**PROBLEM**. Copy every line of the data in which the word "this" occurs.

Structured figure records:
[Start]

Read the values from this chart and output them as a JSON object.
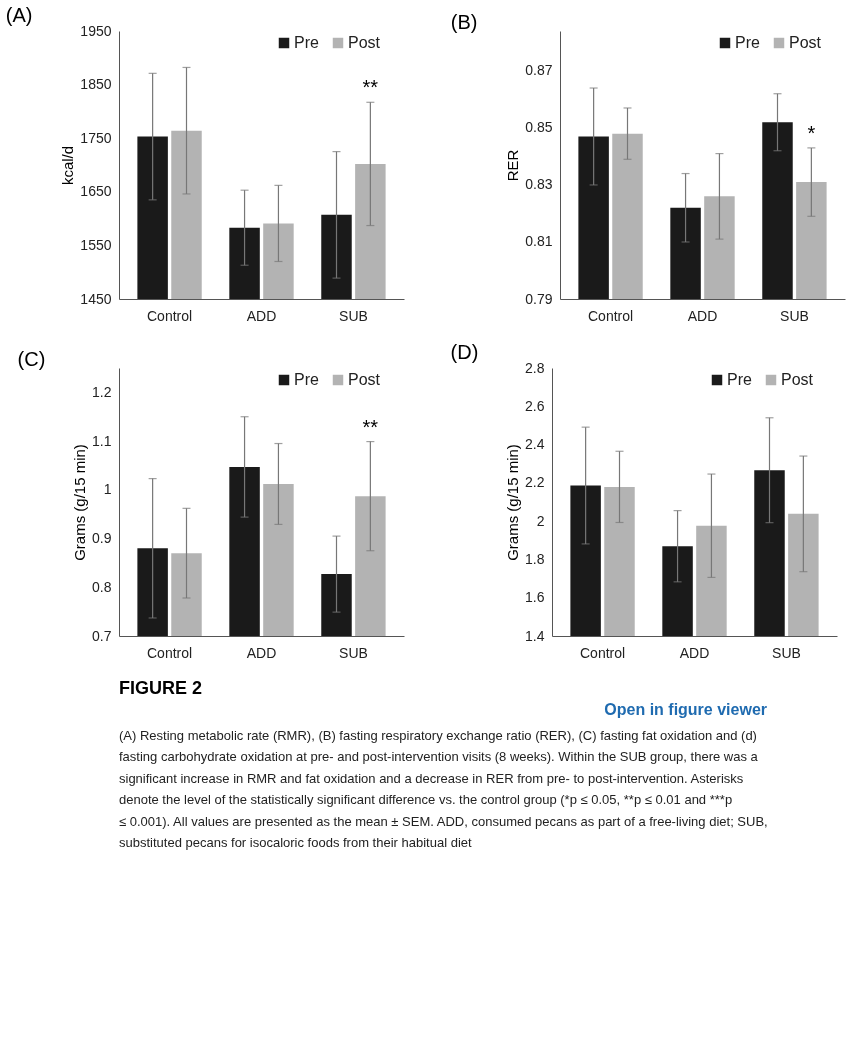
{
  "chart_data": [
    {
      "type": "bar",
      "title": "(A)",
      "ylabel": "kcal/d",
      "categories": [
        "Control",
        "ADD",
        "SUB"
      ],
      "ylim": [
        1450,
        1950
      ],
      "yticks": [
        1450,
        1550,
        1650,
        1750,
        1850,
        1950
      ],
      "legend": "top right",
      "series": [
        {
          "name": "Pre",
          "color": "#1a1a1a",
          "values": [
            1753,
            1583,
            1607
          ],
          "errors": [
            118,
            70,
            118
          ]
        },
        {
          "name": "Post",
          "color": "#b3b3b3",
          "values": [
            1764,
            1591,
            1702
          ],
          "errors": [
            118,
            71,
            115
          ]
        }
      ],
      "annotations": [
        "**"
      ]
    },
    {
      "type": "bar",
      "title": "(B)",
      "ylabel": "RER",
      "categories": [
        "Control",
        "ADD",
        "SUB"
      ],
      "ylim": [
        0.79,
        0.884
      ],
      "yticks": [
        0.79,
        0.81,
        0.83,
        0.85,
        0.87
      ],
      "legend": "top right",
      "series": [
        {
          "name": "Pre",
          "color": "#1a1a1a",
          "values": [
            0.847,
            0.822,
            0.852
          ],
          "errors": [
            0.017,
            0.012,
            0.01
          ]
        },
        {
          "name": "Post",
          "color": "#b3b3b3",
          "values": [
            0.848,
            0.826,
            0.831
          ],
          "errors": [
            0.009,
            0.015,
            0.012
          ]
        }
      ],
      "annotations": [
        "*"
      ]
    },
    {
      "type": "bar",
      "title": "(C)",
      "ylabel": "Grams (g/15 min)",
      "categories": [
        "Control",
        "ADD",
        "SUB"
      ],
      "ylim": [
        0.7,
        1.25
      ],
      "yticks": [
        0.7,
        0.8,
        0.9,
        1,
        1.1,
        1.2
      ],
      "legend": "top right",
      "series": [
        {
          "name": "Pre",
          "color": "#1a1a1a",
          "values": [
            0.88,
            1.047,
            0.827
          ],
          "errors": [
            0.143,
            0.103,
            0.078
          ]
        },
        {
          "name": "Post",
          "color": "#b3b3b3",
          "values": [
            0.87,
            1.012,
            0.987
          ],
          "errors": [
            0.092,
            0.083,
            0.112
          ]
        }
      ],
      "annotations": [
        "**"
      ]
    },
    {
      "type": "bar",
      "title": "(D)",
      "ylabel": "Grams (g/15 min)",
      "categories": [
        "Control",
        "ADD",
        "SUB"
      ],
      "ylim": [
        1.4,
        2.8
      ],
      "yticks": [
        1.4,
        1.6,
        1.8,
        2,
        2.2,
        2.4,
        2.6,
        2.8
      ],
      "legend": "top right",
      "series": [
        {
          "name": "Pre",
          "color": "#1a1a1a",
          "values": [
            2.186,
            1.869,
            2.266
          ],
          "errors": [
            0.305,
            0.186,
            0.274
          ]
        },
        {
          "name": "Post",
          "color": "#b3b3b3",
          "values": [
            2.179,
            1.976,
            2.038
          ],
          "errors": [
            0.186,
            0.27,
            0.302
          ]
        }
      ]
    },
    {
      "type": "other",
      "title": "FIGURE 2",
      "annotations": [
        "Open in figure viewer",
        "(A) Resting metabolic rate (RMR), (B) fasting respiratory exchange ratio (RER), (C) fasting fat oxidation and (d) fasting carbohydrate oxidation at pre- and post-intervention visits (8 weeks). Within the SUB group, there was a significant increase in RMR and fat oxidation and a decrease in RER from pre- to post-intervention. Asterisks denote the level of the statistically significant difference vs. the control group (*p ≤ 0.05, **p ≤ 0.01 and ***p ≤ 0.001). All values are presented as the mean ± SEM. ADD, consumed pecans as part of a free-living diet; SUB, substituted pecans for isocaloric foods from their habitual diet"
      ]
    }
  ]
}
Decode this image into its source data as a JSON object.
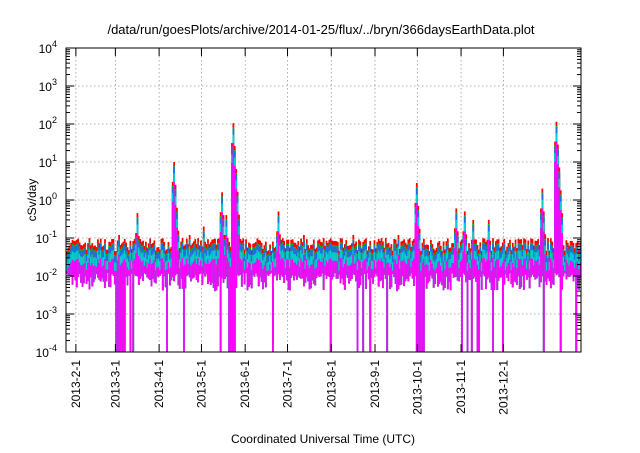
{
  "chart_data": {
    "type": "area",
    "title": "/data/run/goesPlots/archive/2014-01-25/flux/../bryn/366daysEarthData.plot",
    "xlabel": "Coordinated Universal Time (UTC)",
    "ylabel": "cSv/day",
    "y_scale": "log",
    "ylim": [
      0.0001,
      10000
    ],
    "xlim": [
      "2013-01-25",
      "2014-01-25"
    ],
    "grid": true,
    "legend": "none",
    "x_ticks": [
      "2013-2-1",
      "2013-3-1",
      "2013-4-1",
      "2013-5-1",
      "2013-6-1",
      "2013-7-1",
      "2013-8-1",
      "2013-9-1",
      "2013-10-1",
      "2013-11-1",
      "2013-12-1"
    ],
    "y_ticks": [
      {
        "value": 0.0001,
        "base": "10",
        "exp": "-4"
      },
      {
        "value": 0.001,
        "base": "10",
        "exp": "-3"
      },
      {
        "value": 0.01,
        "base": "10",
        "exp": "-2"
      },
      {
        "value": 0.1,
        "base": "10",
        "exp": "-1"
      },
      {
        "value": 1,
        "base": "10",
        "exp": "0"
      },
      {
        "value": 10,
        "base": "10",
        "exp": "1"
      },
      {
        "value": 100,
        "base": "10",
        "exp": "2"
      },
      {
        "value": 1000,
        "base": "10",
        "exp": "3"
      },
      {
        "value": 10000,
        "base": "10",
        "exp": "4"
      }
    ],
    "baseline": {
      "top_min": 0.045,
      "top_max": 0.1,
      "bottom_min": 0.004,
      "bottom_max": 0.012
    },
    "series": [
      {
        "color": "#ff0000",
        "level": 1.0
      },
      {
        "color": "#00c000",
        "level": 0.78
      },
      {
        "color": "#1e6fe6",
        "level": 0.72
      },
      {
        "color": "#00d0d0",
        "level": 0.5
      },
      {
        "color": "#ff00ff",
        "level": 0.3
      }
    ],
    "events": [
      {
        "date": "2013-02-10",
        "peak": 0.1
      },
      {
        "date": "2013-03-03",
        "peak": 0.12
      },
      {
        "date": "2013-03-16",
        "peak": 0.45
      },
      {
        "date": "2013-04-11",
        "peak": 10
      },
      {
        "date": "2013-04-22",
        "peak": 0.12
      },
      {
        "date": "2013-05-02",
        "peak": 0.2
      },
      {
        "date": "2013-05-15",
        "peak": 1.6
      },
      {
        "date": "2013-05-18",
        "peak": 0.4
      },
      {
        "date": "2013-05-23",
        "peak": 105
      },
      {
        "date": "2013-06-24",
        "peak": 0.5
      },
      {
        "date": "2013-07-12",
        "peak": 0.12
      },
      {
        "date": "2013-08-16",
        "peak": 0.12
      },
      {
        "date": "2013-09-17",
        "peak": 0.12
      },
      {
        "date": "2013-09-30",
        "peak": 2.8
      },
      {
        "date": "2013-10-28",
        "peak": 0.6
      },
      {
        "date": "2013-11-03",
        "peak": 0.5
      },
      {
        "date": "2013-11-09",
        "peak": 0.3
      },
      {
        "date": "2013-11-20",
        "peak": 0.3
      },
      {
        "date": "2013-12-28",
        "peak": 2
      },
      {
        "date": "2014-01-07",
        "peak": 115
      }
    ],
    "dropouts": [
      {
        "start": "2013-03-01",
        "end": "2013-03-07"
      },
      {
        "start": "2013-05-20",
        "end": "2013-05-24"
      },
      {
        "start": "2013-10-01",
        "end": "2013-10-05"
      }
    ]
  }
}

[End]

**REPLY TO THE TASK**.
Read the values from this chart and output them as a JSON object.
Decode this image into its source data as a JSON object.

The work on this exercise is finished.